Reproduce each line of the material exactly, minus any picture.

**Data shown:**
|---|

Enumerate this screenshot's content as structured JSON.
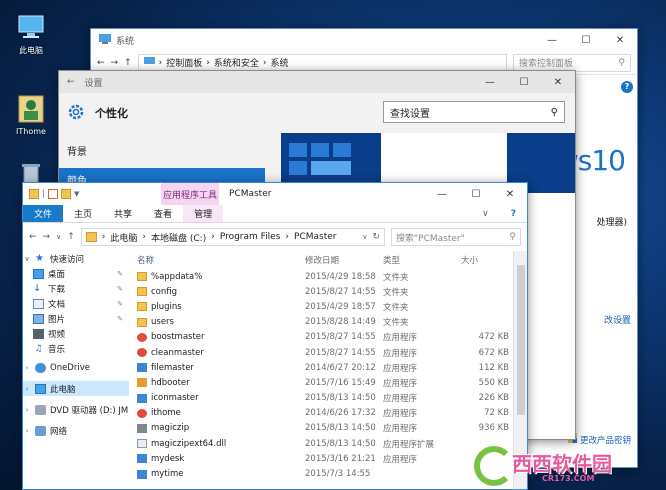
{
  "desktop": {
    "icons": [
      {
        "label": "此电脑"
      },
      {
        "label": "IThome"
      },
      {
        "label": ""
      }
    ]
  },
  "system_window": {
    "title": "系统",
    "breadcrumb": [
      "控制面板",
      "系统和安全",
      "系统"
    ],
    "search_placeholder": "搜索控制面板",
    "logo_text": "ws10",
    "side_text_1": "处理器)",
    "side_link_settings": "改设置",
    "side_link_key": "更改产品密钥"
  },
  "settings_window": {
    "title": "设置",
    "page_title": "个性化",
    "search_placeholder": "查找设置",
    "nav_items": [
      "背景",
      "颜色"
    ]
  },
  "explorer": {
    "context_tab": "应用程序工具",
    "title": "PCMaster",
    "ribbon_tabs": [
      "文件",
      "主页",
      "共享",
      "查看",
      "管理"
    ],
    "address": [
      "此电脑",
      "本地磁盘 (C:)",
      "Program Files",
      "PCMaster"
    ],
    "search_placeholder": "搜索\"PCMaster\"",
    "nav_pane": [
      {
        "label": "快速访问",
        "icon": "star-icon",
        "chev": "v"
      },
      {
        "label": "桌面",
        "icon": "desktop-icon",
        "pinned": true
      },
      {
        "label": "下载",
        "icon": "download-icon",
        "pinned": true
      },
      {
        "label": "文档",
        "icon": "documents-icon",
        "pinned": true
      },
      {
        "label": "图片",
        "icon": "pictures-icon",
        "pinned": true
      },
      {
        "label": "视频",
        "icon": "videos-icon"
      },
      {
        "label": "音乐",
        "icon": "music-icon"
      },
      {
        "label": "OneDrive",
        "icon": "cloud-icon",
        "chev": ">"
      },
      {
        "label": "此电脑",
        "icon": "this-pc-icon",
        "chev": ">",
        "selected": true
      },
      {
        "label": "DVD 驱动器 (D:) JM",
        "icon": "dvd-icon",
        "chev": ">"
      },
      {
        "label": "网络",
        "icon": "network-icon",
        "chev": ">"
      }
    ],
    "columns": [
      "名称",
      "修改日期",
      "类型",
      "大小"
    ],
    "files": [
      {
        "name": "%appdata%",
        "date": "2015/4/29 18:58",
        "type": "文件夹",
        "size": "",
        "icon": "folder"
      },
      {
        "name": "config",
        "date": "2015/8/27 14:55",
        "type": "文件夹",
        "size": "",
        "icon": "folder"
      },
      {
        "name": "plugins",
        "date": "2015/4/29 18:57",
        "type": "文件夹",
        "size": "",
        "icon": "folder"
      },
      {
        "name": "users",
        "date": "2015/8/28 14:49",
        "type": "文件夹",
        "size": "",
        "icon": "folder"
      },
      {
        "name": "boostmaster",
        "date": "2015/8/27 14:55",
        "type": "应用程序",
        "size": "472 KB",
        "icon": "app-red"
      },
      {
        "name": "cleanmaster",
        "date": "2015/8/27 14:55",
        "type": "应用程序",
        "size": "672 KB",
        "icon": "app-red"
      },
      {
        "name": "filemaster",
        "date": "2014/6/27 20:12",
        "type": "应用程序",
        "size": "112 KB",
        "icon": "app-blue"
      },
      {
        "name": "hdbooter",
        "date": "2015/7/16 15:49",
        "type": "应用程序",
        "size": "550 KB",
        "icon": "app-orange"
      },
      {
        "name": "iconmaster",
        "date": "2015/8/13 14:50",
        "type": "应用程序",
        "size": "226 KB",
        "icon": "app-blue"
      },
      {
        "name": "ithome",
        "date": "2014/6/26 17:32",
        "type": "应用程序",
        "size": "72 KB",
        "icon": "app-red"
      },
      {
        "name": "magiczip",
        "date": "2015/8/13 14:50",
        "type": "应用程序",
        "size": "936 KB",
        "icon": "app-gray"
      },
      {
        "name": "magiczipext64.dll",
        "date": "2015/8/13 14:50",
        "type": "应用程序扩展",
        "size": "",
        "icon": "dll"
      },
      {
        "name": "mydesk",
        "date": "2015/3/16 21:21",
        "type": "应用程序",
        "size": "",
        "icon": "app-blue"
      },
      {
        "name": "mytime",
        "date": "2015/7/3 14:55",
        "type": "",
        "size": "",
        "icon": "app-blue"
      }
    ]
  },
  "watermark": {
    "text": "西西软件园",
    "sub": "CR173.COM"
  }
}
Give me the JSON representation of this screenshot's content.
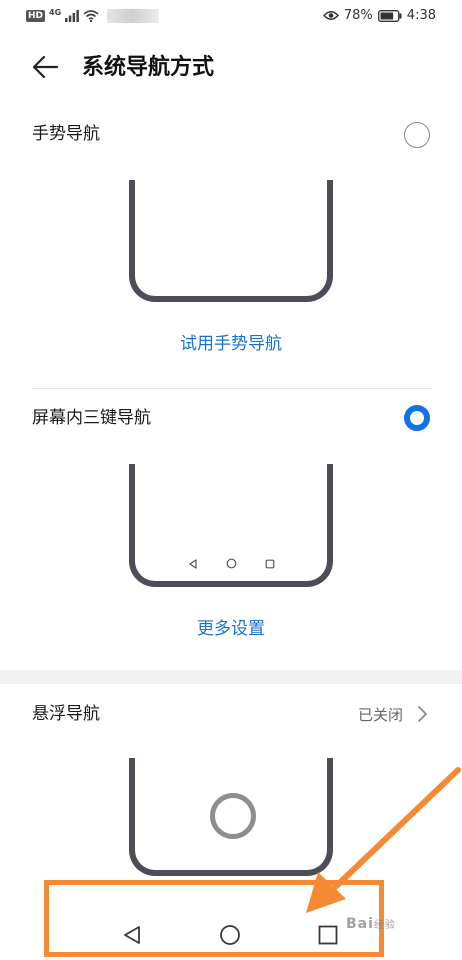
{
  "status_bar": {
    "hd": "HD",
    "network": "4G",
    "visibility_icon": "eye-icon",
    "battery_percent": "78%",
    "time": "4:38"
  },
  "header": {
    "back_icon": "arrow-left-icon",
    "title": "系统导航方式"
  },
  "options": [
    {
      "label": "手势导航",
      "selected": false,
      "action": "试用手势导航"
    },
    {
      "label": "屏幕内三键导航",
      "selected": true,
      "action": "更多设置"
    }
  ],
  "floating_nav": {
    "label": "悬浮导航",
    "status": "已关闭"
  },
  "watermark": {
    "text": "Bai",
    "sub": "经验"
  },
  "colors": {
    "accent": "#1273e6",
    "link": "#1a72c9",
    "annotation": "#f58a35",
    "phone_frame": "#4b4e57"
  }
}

|---|

**Exercise result:**
Enumerate this screenshot's content as structured JSON.
{
  "desktop": {
    "icons": [
      {
        "label": "此电脑"
      },
      {
        "label": "IThome"
      },
      {
        "label": ""
      }
    ]
  },
  "system_window": {
    "title": "系统",
    "breadcrumb": [
      "控制面板",
      "系统和安全",
      "系统"
    ],
    "search_placeholder": "搜索控制面板",
    "logo_text": "ws10",
    "side_text_1": "处理器)",
    "side_link_settings": "改设置",
    "side_link_key": "更改产品密钥"
  },
  "settings_window": {
    "title": "设置",
    "page_title": "个性化",
    "search_placeholder": "查找设置",
    "nav_items": [
      "背景",
      "颜色"
    ]
  },
  "explorer": {
    "context_tab": "应用程序工具",
    "title": "PCMaster",
    "ribbon_tabs": [
      "文件",
      "主页",
      "共享",
      "查看",
      "管理"
    ],
    "address": [
      "此电脑",
      "本地磁盘 (C:)",
      "Program Files",
      "PCMaster"
    ],
    "search_placeholder": "搜索\"PCMaster\"",
    "nav_pane": [
      {
        "label": "快速访问",
        "icon": "star-icon",
        "chev": "v"
      },
      {
        "label": "桌面",
        "icon": "desktop-icon",
        "pinned": true
      },
      {
        "label": "下载",
        "icon": "download-icon",
        "pinned": true
      },
      {
        "label": "文档",
        "icon": "documents-icon",
        "pinned": true
      },
      {
        "label": "图片",
        "icon": "pictures-icon",
        "pinned": true
      },
      {
        "label": "视频",
        "icon": "videos-icon"
      },
      {
        "label": "音乐",
        "icon": "music-icon"
      },
      {
        "label": "OneDrive",
        "icon": "cloud-icon",
        "chev": ">"
      },
      {
        "label": "此电脑",
        "icon": "this-pc-icon",
        "chev": ">",
        "selected": true
      },
      {
        "label": "DVD 驱动器 (D:) JM",
        "icon": "dvd-icon",
        "chev": ">"
      },
      {
        "label": "网络",
        "icon": "network-icon",
        "chev": ">"
      }
    ],
    "columns": [
      "名称",
      "修改日期",
      "类型",
      "大小"
    ],
    "files": [
      {
        "name": "%appdata%",
        "date": "2015/4/29 18:58",
        "type": "文件夹",
        "size": "",
        "icon": "folder"
      },
      {
        "name": "config",
        "date": "2015/8/27 14:55",
        "type": "文件夹",
        "size": "",
        "icon": "folder"
      },
      {
        "name": "plugins",
        "date": "2015/4/29 18:57",
        "type": "文件夹",
        "size": "",
        "icon": "folder"
      },
      {
        "name": "users",
        "date": "2015/8/28 14:49",
        "type": "文件夹",
        "size": "",
        "icon": "folder"
      },
      {
        "name": "boostmaster",
        "date": "2015/8/27 14:55",
        "type": "应用程序",
        "size": "472 KB",
        "icon": "app-red"
      },
      {
        "name": "cleanmaster",
        "date": "2015/8/27 14:55",
        "type": "应用程序",
        "size": "672 KB",
        "icon": "app-red"
      },
      {
        "name": "filemaster",
        "date": "2014/6/27 20:12",
        "type": "应用程序",
        "size": "112 KB",
        "icon": "app-blue"
      },
      {
        "name": "hdbooter",
        "date": "2015/7/16 15:49",
        "type": "应用程序",
        "size": "550 KB",
        "icon": "app-orange"
      },
      {
        "name": "iconmaster",
        "date": "2015/8/13 14:50",
        "type": "应用程序",
        "size": "226 KB",
        "icon": "app-blue"
      },
      {
        "name": "ithome",
        "date": "2014/6/26 17:32",
        "type": "应用程序",
        "size": "72 KB",
        "icon": "app-red"
      },
      {
        "name": "magiczip",
        "date": "2015/8/13 14:50",
        "type": "应用程序",
        "size": "936 KB",
        "icon": "app-gray"
      },
      {
        "name": "magiczipext64.dll",
        "date": "2015/8/13 14:50",
        "type": "应用程序扩展",
        "size": "",
        "icon": "dll"
      },
      {
        "name": "mydesk",
        "date": "2015/3/16 21:21",
        "type": "应用程序",
        "size": "",
        "icon": "app-blue"
      },
      {
        "name": "mytime",
        "date": "2015/7/3 14:55",
        "type": "",
        "size": "",
        "icon": "app-blue"
      }
    ]
  },
  "watermark": {
    "text": "西西软件园",
    "sub": "CR173.COM"
  }
}
Give me the JSON representation of this screenshot's content.
{
  "status_bar": {
    "hd": "HD",
    "network": "4G",
    "visibility_icon": "eye-icon",
    "battery_percent": "78%",
    "time": "4:38"
  },
  "header": {
    "back_icon": "arrow-left-icon",
    "title": "系统导航方式"
  },
  "options": [
    {
      "label": "手势导航",
      "selected": false,
      "action": "试用手势导航"
    },
    {
      "label": "屏幕内三键导航",
      "selected": true,
      "action": "更多设置"
    }
  ],
  "floating_nav": {
    "label": "悬浮导航",
    "status": "已关闭"
  },
  "watermark": {
    "text": "Bai",
    "sub": "经验"
  },
  "colors": {
    "accent": "#1273e6",
    "link": "#1a72c9",
    "annotation": "#f58a35",
    "phone_frame": "#4b4e57"
  }
}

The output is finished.